Job: Pick out every line in the records below that contains the string "first", and list those lines.

Records for the exercise:

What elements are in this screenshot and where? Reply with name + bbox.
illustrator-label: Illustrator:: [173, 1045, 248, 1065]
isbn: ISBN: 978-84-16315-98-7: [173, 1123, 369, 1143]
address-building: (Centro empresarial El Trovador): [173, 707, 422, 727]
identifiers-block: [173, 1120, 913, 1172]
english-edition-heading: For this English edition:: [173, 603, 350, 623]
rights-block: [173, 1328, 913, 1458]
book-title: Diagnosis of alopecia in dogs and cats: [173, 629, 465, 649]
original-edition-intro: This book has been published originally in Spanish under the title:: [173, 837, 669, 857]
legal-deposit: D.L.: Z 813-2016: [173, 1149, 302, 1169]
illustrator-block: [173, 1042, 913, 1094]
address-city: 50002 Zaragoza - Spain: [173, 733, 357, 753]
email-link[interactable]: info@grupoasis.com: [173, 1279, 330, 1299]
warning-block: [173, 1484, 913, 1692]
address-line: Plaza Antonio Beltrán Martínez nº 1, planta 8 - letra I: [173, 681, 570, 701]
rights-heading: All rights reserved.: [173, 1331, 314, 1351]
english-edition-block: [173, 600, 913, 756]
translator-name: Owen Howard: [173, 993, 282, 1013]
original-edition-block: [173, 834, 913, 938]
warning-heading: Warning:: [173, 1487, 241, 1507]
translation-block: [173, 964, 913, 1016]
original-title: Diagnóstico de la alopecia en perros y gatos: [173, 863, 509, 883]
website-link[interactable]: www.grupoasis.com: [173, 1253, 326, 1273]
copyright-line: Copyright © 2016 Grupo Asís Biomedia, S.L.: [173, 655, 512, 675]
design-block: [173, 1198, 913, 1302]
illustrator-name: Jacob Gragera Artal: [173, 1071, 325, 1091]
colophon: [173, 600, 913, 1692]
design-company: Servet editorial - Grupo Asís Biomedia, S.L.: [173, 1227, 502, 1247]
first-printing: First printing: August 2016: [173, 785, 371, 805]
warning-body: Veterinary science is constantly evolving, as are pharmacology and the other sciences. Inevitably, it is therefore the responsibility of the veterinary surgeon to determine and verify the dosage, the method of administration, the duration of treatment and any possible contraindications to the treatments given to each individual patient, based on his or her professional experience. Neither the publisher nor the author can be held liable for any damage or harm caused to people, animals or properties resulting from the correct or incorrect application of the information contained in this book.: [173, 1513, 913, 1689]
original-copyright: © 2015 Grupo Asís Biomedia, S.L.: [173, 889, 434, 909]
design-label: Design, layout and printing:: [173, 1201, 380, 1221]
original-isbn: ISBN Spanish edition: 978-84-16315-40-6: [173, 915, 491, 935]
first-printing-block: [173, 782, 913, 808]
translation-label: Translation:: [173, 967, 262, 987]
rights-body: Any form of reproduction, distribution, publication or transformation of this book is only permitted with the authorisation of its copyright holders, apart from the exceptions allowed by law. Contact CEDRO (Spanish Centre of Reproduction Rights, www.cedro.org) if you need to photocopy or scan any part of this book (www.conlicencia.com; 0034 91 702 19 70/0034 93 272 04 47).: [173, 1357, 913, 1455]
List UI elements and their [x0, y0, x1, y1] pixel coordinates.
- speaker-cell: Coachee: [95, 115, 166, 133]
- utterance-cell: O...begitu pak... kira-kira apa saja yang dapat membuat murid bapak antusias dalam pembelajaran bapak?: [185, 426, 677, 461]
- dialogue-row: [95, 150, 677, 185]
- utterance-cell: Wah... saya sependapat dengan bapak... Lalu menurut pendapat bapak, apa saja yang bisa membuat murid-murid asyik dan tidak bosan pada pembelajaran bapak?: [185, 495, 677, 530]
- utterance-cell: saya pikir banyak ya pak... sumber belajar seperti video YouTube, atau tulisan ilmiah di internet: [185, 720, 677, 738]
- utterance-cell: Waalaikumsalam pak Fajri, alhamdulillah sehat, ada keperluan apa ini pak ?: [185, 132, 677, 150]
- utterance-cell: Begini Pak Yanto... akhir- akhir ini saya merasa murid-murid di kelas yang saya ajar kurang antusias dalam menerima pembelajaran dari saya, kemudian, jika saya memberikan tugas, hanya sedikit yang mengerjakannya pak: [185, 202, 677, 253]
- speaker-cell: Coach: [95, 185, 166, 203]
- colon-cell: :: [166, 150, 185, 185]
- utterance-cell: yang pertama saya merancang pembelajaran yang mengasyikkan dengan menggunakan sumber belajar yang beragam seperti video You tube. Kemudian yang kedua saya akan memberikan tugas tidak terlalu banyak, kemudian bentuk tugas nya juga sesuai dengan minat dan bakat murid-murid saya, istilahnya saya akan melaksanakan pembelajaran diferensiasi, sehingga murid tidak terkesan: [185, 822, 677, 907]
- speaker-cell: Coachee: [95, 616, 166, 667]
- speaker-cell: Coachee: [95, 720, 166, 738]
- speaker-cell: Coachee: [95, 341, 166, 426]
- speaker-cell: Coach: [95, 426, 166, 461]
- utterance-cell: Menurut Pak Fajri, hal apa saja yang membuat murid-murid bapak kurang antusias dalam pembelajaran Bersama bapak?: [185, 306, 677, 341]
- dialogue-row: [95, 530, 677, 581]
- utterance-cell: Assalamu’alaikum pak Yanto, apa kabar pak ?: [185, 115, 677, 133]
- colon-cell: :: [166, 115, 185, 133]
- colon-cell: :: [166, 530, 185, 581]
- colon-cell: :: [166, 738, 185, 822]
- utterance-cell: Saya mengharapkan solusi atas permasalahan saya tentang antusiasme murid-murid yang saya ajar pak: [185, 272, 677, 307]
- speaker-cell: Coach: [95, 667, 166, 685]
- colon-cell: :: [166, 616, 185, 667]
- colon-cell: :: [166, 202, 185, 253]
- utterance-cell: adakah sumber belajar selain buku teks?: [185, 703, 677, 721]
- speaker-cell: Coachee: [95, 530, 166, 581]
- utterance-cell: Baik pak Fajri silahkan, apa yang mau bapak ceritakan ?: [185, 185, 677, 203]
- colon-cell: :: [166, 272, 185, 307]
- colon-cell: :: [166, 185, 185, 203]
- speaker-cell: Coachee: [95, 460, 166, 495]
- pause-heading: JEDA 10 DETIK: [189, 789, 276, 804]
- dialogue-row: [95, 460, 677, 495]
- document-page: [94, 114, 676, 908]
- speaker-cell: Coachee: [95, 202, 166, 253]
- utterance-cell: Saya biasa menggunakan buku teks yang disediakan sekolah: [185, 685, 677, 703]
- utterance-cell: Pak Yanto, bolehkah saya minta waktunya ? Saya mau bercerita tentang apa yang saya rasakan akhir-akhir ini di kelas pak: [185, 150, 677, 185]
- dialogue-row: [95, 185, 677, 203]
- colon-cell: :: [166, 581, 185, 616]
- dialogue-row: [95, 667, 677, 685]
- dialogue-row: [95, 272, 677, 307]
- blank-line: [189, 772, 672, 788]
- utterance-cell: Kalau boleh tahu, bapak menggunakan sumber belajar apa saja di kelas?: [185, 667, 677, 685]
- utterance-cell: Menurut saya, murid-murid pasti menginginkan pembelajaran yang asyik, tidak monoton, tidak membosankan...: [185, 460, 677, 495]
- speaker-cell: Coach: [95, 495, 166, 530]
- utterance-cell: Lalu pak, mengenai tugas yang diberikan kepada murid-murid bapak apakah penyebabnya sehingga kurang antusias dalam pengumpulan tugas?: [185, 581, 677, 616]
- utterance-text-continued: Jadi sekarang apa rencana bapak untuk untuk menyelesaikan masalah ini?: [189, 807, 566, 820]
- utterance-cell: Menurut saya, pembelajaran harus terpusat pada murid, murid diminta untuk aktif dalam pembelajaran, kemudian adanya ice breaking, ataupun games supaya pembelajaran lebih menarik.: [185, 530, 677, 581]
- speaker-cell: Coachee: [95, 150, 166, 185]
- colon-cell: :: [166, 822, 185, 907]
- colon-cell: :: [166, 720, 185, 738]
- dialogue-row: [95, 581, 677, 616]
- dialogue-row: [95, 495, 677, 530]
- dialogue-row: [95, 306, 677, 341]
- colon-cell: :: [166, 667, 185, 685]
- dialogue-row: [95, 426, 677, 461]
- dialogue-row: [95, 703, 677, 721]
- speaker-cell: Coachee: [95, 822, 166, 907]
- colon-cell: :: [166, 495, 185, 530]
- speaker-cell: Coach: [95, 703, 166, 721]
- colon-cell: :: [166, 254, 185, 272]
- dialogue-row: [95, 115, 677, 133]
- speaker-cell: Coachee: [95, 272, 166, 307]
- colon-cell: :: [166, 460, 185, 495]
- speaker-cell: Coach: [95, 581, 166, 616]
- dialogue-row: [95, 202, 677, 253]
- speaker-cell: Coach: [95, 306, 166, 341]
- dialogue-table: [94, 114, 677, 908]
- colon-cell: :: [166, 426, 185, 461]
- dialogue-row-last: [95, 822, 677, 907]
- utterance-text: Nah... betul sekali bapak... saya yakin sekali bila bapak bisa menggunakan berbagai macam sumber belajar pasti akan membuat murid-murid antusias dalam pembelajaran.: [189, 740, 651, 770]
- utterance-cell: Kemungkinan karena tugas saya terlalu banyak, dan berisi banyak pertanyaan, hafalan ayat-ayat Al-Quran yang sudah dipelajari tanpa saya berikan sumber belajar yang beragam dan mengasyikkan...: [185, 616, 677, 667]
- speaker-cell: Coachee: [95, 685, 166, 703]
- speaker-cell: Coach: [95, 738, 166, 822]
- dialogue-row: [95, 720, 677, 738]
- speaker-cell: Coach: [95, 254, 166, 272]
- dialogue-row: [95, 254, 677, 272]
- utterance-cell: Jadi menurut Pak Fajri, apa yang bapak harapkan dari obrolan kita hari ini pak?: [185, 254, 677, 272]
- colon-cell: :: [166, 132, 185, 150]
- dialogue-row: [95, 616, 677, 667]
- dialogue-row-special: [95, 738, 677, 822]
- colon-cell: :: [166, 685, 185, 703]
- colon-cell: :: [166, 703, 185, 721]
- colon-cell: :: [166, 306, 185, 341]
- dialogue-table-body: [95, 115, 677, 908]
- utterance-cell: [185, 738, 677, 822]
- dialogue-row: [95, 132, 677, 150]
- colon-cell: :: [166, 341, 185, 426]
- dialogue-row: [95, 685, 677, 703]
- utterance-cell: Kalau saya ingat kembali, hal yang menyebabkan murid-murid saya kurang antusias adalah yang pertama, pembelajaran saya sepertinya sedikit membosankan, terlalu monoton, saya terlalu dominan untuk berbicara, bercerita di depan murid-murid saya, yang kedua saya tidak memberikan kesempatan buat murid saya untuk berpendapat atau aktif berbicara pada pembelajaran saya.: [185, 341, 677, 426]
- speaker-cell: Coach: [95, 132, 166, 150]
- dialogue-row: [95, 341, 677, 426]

Worked solution:
first-printing: First printing: August 2016: [173, 785, 371, 805]
first-printing-block: [173, 782, 913, 808]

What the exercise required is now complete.